[Region annotation records]
────

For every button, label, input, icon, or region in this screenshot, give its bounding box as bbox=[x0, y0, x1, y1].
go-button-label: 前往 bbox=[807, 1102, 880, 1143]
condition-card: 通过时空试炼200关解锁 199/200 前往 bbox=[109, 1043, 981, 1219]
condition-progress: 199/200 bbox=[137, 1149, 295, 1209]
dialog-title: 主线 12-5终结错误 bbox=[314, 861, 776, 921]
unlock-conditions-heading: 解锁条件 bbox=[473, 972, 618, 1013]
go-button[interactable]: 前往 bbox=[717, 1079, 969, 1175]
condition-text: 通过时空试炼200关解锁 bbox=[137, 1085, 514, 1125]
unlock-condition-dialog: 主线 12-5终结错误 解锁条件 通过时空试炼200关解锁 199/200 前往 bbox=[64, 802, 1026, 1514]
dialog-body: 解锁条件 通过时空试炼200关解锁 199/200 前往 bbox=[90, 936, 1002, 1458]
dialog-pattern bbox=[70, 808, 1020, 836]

────

What you need to do:
Can you rewrite the rows above, renaming "bounding box" to "enclosing box" and keeping everything else as it is?

Finished answer:
For every button, label, input, icon, or region in this screenshot, give its enclosing box as bbox=[x0, y0, x1, y1].
go-button-label: 前往 bbox=[807, 1102, 880, 1143]
condition-card: 通过时空试炼200关解锁 199/200 前往 bbox=[109, 1043, 981, 1219]
condition-progress: 199/200 bbox=[137, 1149, 295, 1209]
dialog-title: 主线 12-5终结错误 bbox=[314, 861, 776, 921]
unlock-conditions-heading: 解锁条件 bbox=[473, 972, 618, 1013]
go-button[interactable]: 前往 bbox=[717, 1079, 969, 1175]
condition-text: 通过时空试炼200关解锁 bbox=[137, 1085, 514, 1125]
unlock-condition-dialog: 主线 12-5终结错误 解锁条件 通过时空试炼200关解锁 199/200 前往 bbox=[64, 802, 1026, 1514]
dialog-body: 解锁条件 通过时空试炼200关解锁 199/200 前往 bbox=[90, 936, 1002, 1458]
dialog-pattern bbox=[70, 808, 1020, 836]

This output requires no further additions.